▶ Texto del ejercicio:
>>

En el boulevard de Clichy
hay decenas de librerías con material pornográfico y montones de Pornoshop con
los últimos adelantos de la técnica para pasarla mejor en compañía de los seres
queridos. Los franchutes llegan con el portafolios y medio kilo de sabroso pan francés,
hojean el material y se dan aliento para la noche que recién comienza.
La noche tarda en llegar.
En esta época, hasta las nueve y media hay luz. Los bares despliegan sus mesas
en las veredas, uno se sienta a tomar una cerveza y si habla con el garcon se
da cuenta que el tipo no sabe quién fue Gardel, el que cantaba en la esquina
hace tanto tiempo. Allí hay, ahora, un espectáculo de desnudos donde los
artistas hacen cosas que provocarían un infarto a los censores argentinos. Y
los anuncios de la calle tienen fotos y todo, qué horror. Yo me acuerdo del
Carlitos de “Anclao en París”, y
pienso que si tuviera que trabajar hoy en ese lugar se moriría de hambre,
porque la voz le serviría de poco y nadie pagaría para ver desnudarse a un
porteño que empilchaba como los dioses.
La mayor sorpresa que me
reservó Montmartre estaba en un cine. Vi el anuncio y me paré a ver de qué se
trataba. Daban la primera película autorizada por la censura francesa donde se
mostraban actos sexuales completos y sin nada que ocultar.
Pagué mis rigurosos once
francos y entré. Y no fue de puro
morboso, no compañero, no me confunda. Pasó que en la entrada estaban pegadas
las críticas de prestigiosos periódicos como Le Monde, The New York Times y otros,
que aseguraban que el film titulado “Antología del erotismo”, era una obra
maestra desde el punto de vista artístico y esas cosas. “El honor está a
salvo”, pensé, y entré como balazo.

<<

▶ Datos disponibles:
>>

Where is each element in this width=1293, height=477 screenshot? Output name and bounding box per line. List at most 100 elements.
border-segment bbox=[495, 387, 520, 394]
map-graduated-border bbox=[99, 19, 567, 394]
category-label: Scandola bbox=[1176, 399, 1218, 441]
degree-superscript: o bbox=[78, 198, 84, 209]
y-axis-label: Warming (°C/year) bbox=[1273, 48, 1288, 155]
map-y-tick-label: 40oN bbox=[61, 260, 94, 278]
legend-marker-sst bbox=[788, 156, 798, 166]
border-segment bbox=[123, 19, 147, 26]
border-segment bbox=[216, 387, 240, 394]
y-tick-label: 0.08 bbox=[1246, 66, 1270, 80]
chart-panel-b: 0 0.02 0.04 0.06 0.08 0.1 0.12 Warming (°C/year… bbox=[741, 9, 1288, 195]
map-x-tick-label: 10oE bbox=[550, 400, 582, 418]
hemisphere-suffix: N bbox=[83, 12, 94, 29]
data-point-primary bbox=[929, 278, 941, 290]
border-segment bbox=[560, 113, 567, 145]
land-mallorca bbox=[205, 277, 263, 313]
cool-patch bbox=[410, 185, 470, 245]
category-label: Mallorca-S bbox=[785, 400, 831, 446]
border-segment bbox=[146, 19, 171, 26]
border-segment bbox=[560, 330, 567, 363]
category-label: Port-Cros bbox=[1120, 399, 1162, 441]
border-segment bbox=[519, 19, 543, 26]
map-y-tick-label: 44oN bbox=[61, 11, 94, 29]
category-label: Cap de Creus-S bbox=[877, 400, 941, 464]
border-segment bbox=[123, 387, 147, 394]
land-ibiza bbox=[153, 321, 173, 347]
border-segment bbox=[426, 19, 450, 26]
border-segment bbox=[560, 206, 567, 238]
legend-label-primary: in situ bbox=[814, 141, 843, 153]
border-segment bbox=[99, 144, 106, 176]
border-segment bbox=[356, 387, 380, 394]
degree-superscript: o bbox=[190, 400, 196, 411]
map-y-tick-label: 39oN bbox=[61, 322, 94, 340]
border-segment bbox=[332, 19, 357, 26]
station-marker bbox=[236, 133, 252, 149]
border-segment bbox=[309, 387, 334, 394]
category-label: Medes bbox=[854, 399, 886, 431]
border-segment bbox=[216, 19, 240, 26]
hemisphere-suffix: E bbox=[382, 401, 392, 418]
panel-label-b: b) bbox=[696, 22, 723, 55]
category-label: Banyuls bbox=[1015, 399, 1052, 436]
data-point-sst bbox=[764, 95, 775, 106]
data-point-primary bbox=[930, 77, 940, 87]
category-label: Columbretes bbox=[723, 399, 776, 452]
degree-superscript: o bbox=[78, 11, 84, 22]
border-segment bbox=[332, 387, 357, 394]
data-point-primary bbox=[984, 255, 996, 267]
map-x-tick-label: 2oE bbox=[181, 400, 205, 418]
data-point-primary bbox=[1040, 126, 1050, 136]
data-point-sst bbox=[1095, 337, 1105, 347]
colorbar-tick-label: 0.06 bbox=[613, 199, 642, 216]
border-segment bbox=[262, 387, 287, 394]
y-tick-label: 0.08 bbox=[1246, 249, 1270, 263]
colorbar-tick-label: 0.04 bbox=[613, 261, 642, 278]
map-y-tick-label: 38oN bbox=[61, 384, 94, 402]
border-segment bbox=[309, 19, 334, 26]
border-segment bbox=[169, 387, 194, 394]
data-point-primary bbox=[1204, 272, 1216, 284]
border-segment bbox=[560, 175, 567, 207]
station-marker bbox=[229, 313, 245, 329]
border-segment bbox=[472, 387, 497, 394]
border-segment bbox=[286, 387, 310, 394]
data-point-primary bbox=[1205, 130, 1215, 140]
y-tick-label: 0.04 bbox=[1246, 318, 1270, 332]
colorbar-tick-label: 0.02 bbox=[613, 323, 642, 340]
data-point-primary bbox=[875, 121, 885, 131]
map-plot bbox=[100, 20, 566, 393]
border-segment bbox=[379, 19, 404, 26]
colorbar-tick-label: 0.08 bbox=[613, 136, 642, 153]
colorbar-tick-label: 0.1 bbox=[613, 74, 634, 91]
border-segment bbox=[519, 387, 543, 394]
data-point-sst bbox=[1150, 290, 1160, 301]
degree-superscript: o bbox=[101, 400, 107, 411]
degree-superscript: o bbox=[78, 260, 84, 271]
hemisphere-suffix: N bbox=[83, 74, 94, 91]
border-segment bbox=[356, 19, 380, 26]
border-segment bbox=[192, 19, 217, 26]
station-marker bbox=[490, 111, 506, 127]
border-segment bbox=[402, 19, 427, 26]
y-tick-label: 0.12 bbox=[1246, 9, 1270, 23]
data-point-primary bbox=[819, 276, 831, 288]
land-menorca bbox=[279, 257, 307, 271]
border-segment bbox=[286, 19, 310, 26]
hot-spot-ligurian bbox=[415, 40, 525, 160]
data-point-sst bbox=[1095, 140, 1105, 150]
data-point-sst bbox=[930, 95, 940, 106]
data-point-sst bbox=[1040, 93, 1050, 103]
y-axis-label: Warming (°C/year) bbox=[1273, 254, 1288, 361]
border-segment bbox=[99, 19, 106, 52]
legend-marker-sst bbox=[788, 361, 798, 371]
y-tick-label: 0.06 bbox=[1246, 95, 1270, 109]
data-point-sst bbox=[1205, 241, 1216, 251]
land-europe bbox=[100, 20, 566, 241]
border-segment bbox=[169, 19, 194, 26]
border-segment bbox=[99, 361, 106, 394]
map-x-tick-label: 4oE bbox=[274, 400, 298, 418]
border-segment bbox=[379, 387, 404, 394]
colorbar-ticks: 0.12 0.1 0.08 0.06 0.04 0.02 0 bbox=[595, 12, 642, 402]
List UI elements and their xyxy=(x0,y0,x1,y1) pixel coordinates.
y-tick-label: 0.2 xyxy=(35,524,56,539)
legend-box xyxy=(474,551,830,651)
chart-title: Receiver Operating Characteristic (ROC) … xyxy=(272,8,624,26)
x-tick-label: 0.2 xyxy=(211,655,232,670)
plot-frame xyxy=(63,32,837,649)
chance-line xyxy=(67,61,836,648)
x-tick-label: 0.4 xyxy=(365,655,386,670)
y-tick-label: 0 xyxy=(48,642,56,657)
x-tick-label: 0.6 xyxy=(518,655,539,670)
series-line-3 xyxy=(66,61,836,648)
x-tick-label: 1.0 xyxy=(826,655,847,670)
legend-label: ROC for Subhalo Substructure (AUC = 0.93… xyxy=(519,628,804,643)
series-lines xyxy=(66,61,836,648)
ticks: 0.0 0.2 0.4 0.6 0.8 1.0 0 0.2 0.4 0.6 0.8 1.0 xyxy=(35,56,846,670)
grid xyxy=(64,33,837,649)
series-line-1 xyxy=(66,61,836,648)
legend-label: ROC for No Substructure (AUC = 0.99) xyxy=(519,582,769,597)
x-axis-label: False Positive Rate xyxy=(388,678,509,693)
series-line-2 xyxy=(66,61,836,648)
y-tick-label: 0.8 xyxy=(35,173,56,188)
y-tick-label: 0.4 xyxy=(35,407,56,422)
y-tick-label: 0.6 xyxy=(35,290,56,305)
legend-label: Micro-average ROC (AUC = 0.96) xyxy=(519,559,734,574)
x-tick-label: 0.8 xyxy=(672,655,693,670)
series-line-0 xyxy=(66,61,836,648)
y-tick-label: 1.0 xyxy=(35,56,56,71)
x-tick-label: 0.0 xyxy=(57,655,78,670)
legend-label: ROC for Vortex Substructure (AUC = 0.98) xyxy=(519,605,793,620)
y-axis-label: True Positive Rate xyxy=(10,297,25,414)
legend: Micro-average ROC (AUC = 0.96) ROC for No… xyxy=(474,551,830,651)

<<

▶ Lista de tareas:
A) Enumere los tipos de locales comerciales que se mencionan en la crónica sobre Montmartre.
B) Según la crónica sobre Montmartre, ¿cuánto costó la entrada al cine?

▶ Respuestas en orden:
A) Librerías con material pornográfico, Pornoshop, bares y cine.

B) Once francos.